=== TASK DETAILS ===
Scan the listing below. Report each line that includes "Haulotte".

=== RECORD LIST ===
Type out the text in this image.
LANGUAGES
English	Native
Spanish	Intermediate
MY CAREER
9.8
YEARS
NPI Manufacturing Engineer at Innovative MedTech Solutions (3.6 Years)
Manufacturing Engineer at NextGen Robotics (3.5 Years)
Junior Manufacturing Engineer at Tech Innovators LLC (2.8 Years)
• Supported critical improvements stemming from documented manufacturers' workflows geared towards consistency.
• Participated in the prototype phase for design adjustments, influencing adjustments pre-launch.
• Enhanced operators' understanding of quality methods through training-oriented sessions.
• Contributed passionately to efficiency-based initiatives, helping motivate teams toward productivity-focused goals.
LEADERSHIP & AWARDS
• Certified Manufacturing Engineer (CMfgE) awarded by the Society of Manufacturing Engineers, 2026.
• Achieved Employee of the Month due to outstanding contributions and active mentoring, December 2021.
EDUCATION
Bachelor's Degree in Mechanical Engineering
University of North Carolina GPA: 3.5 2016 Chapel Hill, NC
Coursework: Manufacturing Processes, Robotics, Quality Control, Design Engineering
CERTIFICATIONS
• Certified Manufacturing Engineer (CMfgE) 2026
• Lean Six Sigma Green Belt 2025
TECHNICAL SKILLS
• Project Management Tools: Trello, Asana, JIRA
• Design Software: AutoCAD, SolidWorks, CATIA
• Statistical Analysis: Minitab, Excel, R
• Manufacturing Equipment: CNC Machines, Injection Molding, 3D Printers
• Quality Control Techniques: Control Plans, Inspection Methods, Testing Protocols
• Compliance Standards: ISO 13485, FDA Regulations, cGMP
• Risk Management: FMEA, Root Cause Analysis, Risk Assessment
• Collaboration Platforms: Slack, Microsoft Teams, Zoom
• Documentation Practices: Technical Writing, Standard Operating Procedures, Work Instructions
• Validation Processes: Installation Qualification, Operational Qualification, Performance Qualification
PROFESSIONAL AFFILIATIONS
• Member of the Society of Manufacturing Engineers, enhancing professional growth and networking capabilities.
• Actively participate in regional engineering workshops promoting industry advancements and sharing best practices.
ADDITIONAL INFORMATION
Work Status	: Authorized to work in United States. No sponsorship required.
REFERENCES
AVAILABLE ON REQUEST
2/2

* * *

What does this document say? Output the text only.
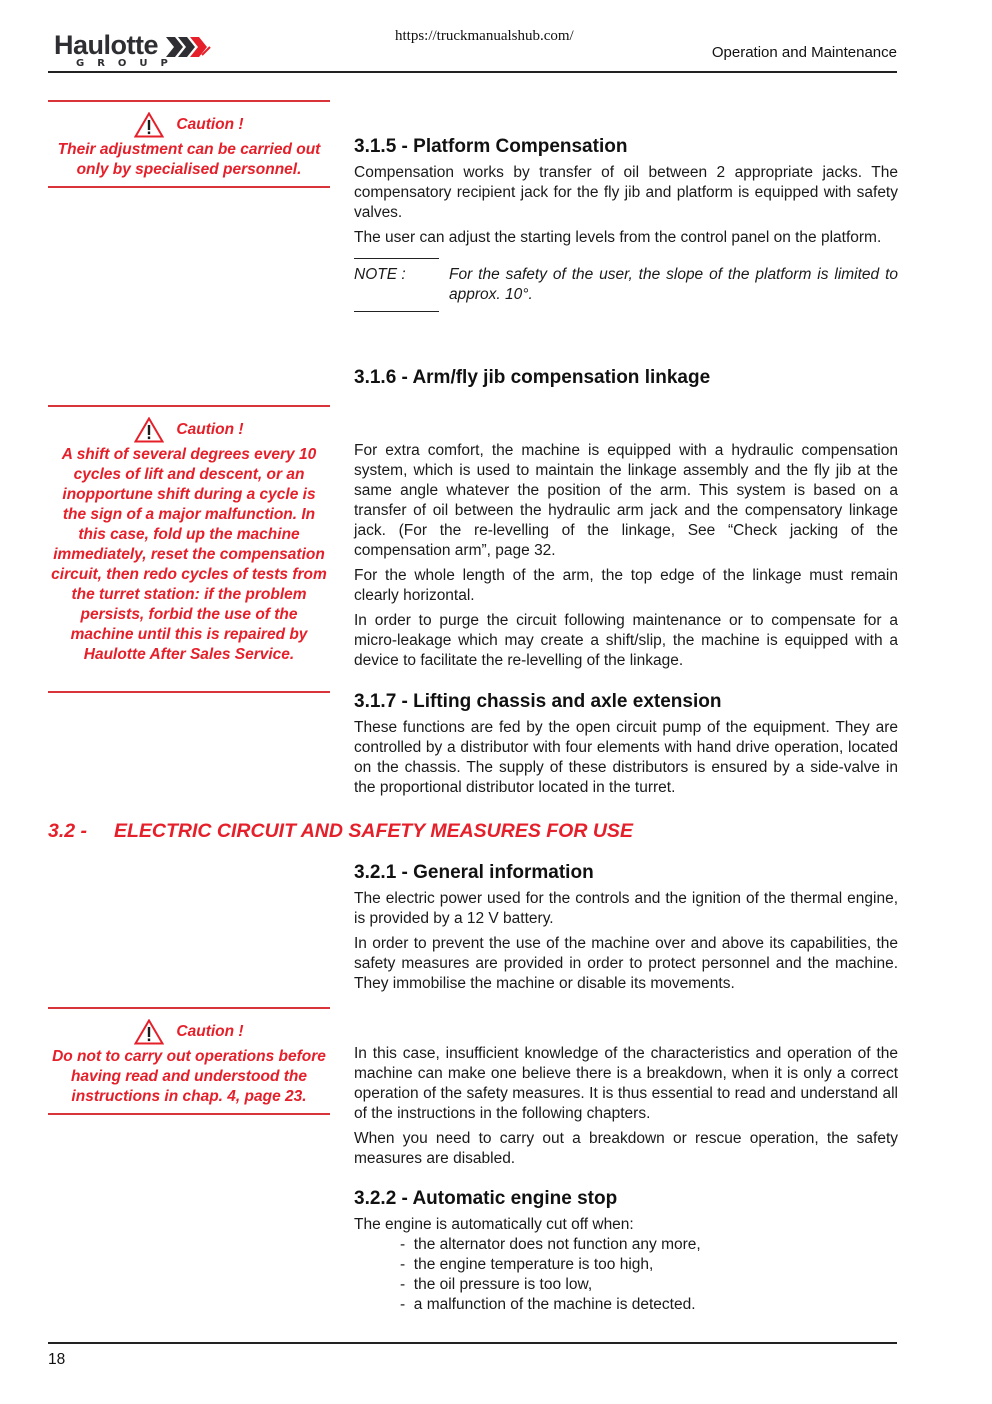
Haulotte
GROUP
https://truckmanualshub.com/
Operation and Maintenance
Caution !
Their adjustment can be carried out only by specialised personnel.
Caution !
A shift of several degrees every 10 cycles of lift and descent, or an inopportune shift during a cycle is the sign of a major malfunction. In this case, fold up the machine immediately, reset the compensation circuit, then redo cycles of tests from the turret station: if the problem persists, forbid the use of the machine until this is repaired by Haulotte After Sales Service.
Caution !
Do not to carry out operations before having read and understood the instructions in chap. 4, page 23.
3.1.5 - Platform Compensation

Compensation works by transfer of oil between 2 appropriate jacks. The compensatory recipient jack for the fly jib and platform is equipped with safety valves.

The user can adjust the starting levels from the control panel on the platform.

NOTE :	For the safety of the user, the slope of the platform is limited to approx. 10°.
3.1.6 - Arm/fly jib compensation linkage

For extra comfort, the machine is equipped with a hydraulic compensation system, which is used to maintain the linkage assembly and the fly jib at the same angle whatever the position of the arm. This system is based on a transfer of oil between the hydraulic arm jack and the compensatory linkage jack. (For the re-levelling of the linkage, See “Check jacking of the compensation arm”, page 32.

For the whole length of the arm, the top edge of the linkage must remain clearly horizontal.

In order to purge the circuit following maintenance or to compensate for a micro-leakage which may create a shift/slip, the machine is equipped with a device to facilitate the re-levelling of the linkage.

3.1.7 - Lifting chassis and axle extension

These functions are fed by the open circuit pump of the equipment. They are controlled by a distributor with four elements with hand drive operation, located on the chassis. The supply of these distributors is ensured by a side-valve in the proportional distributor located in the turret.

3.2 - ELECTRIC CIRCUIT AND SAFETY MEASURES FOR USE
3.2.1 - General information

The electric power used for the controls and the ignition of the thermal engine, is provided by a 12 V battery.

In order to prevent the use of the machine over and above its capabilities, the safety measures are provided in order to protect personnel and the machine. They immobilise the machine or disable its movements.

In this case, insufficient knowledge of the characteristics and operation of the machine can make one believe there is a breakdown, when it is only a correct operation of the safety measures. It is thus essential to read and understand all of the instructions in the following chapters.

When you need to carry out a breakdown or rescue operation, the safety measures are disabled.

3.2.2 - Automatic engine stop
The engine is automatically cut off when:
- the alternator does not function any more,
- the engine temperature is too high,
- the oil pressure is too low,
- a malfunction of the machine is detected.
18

=== ANSWER IN FULL ===
Haulotte
A shift of several degrees every 10 cycles of lift and descent, or an inopportune shift during a cycle is the sign of a major malfunction. In this case, fold up the machine immediately, reset the compensation circuit, then redo cycles of tests from the turret station: if the problem persists, forbid the use of the machine until this is repaired by Haulotte After Sales Service.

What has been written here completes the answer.